Given task -
Quote every line of the material beneath this one.

------------------------------------------------------------

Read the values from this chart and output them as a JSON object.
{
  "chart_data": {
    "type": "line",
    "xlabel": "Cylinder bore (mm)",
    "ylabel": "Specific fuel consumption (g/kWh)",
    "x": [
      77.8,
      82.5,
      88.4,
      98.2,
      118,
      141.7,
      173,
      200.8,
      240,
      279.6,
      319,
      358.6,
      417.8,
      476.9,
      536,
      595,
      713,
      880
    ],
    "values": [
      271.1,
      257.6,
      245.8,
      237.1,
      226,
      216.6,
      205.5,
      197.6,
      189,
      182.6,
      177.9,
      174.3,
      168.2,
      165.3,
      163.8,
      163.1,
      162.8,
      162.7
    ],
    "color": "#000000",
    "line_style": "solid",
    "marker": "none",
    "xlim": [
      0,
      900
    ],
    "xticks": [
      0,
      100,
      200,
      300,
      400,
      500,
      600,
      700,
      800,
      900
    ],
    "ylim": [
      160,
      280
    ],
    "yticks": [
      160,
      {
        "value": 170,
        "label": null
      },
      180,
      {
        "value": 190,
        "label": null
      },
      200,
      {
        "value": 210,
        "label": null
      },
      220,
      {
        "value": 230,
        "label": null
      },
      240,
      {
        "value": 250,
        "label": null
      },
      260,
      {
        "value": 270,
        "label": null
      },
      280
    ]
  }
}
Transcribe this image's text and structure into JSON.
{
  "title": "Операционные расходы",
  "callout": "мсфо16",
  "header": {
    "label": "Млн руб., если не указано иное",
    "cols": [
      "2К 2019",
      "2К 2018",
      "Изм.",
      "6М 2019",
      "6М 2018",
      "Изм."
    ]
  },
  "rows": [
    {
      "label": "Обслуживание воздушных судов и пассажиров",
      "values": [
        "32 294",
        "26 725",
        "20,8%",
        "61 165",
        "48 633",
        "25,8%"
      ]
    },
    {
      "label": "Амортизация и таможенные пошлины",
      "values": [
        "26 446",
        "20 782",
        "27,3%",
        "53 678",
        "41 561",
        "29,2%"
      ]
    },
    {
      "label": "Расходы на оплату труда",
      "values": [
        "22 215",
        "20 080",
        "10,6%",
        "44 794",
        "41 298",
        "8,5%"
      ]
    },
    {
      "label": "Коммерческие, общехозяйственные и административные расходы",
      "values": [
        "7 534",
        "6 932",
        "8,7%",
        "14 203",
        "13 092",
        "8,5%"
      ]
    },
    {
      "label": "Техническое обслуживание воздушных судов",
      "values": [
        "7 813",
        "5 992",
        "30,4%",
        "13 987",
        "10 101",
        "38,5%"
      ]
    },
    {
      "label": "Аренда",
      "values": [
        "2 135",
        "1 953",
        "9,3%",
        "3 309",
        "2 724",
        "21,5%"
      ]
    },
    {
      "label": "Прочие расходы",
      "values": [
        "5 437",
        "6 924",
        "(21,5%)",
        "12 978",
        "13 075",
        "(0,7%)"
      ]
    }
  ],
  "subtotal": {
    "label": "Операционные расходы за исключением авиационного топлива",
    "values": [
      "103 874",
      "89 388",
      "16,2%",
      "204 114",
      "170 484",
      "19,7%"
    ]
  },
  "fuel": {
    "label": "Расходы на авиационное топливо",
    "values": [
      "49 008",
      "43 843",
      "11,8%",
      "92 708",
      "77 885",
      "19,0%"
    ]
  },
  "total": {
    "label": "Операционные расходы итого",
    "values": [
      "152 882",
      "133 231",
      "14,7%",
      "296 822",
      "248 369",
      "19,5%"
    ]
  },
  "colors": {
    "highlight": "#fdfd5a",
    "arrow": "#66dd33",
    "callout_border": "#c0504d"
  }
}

------------------------------------------------------------

Task solution -
Read the values from this chart and output them as a JSON object.
{
  "chart_data": {
    "type": "line",
    "xlabel": "Cylinder bore (mm)",
    "ylabel": "Specific fuel consumption (g/kWh)",
    "x": [
      77.8,
      82.5,
      88.4,
      98.2,
      118,
      141.7,
      173,
      200.8,
      240,
      279.6,
      319,
      358.6,
      417.8,
      476.9,
      536,
      595,
      713,
      880
    ],
    "values": [
      271.1,
      257.6,
      245.8,
      237.1,
      226,
      216.6,
      205.5,
      197.6,
      189,
      182.6,
      177.9,
      174.3,
      168.2,
      165.3,
      163.8,
      163.1,
      162.8,
      162.7
    ],
    "color": "#000000",
    "line_style": "solid",
    "marker": "none",
    "xlim": [
      0,
      900
    ],
    "xticks": [
      0,
      100,
      200,
      300,
      400,
      500,
      600,
      700,
      800,
      900
    ],
    "ylim": [
      160,
      280
    ],
    "yticks": [
      160,
      {
        "value": 170,
        "label": null
      },
      180,
      {
        "value": 190,
        "label": null
      },
      200,
      {
        "value": 210,
        "label": null
      },
      220,
      {
        "value": 230,
        "label": null
      },
      240,
      {
        "value": 250,
        "label": null
      },
      260,
      {
        "value": 270,
        "label": null
      },
      280
    ]
  }
}
Transcribe this image's text and structure into JSON.
{
  "title": "Операционные расходы",
  "callout": "мсфо16",
  "header": {
    "label": "Млн руб., если не указано иное",
    "cols": [
      "2К 2019",
      "2К 2018",
      "Изм.",
      "6М 2019",
      "6М 2018",
      "Изм."
    ]
  },
  "rows": [
    {
      "label": "Обслуживание воздушных судов и пассажиров",
      "values": [
        "32 294",
        "26 725",
        "20,8%",
        "61 165",
        "48 633",
        "25,8%"
      ]
    },
    {
      "label": "Амортизация и таможенные пошлины",
      "values": [
        "26 446",
        "20 782",
        "27,3%",
        "53 678",
        "41 561",
        "29,2%"
      ]
    },
    {
      "label": "Расходы на оплату труда",
      "values": [
        "22 215",
        "20 080",
        "10,6%",
        "44 794",
        "41 298",
        "8,5%"
      ]
    },
    {
      "label": "Коммерческие, общехозяйственные и административные расходы",
      "values": [
        "7 534",
        "6 932",
        "8,7%",
        "14 203",
        "13 092",
        "8,5%"
      ]
    },
    {
      "label": "Техническое обслуживание воздушных судов",
      "values": [
        "7 813",
        "5 992",
        "30,4%",
        "13 987",
        "10 101",
        "38,5%"
      ]
    },
    {
      "label": "Аренда",
      "values": [
        "2 135",
        "1 953",
        "9,3%",
        "3 309",
        "2 724",
        "21,5%"
      ]
    },
    {
      "label": "Прочие расходы",
      "values": [
        "5 437",
        "6 924",
        "(21,5%)",
        "12 978",
        "13 075",
        "(0,7%)"
      ]
    }
  ],
  "subtotal": {
    "label": "Операционные расходы за исключением авиационного топлива",
    "values": [
      "103 874",
      "89 388",
      "16,2%",
      "204 114",
      "170 484",
      "19,7%"
    ]
  },
  "fuel": {
    "label": "Расходы на авиационное топливо",
    "values": [
      "49 008",
      "43 843",
      "11,8%",
      "92 708",
      "77 885",
      "19,0%"
    ]
  },
  "total": {
    "label": "Операционные расходы итого",
    "values": [
      "152 882",
      "133 231",
      "14,7%",
      "296 822",
      "248 369",
      "19,5%"
    ]
  },
  "colors": {
    "highlight": "#fdfd5a",
    "arrow": "#66dd33",
    "callout_border": "#c0504d"
  }
}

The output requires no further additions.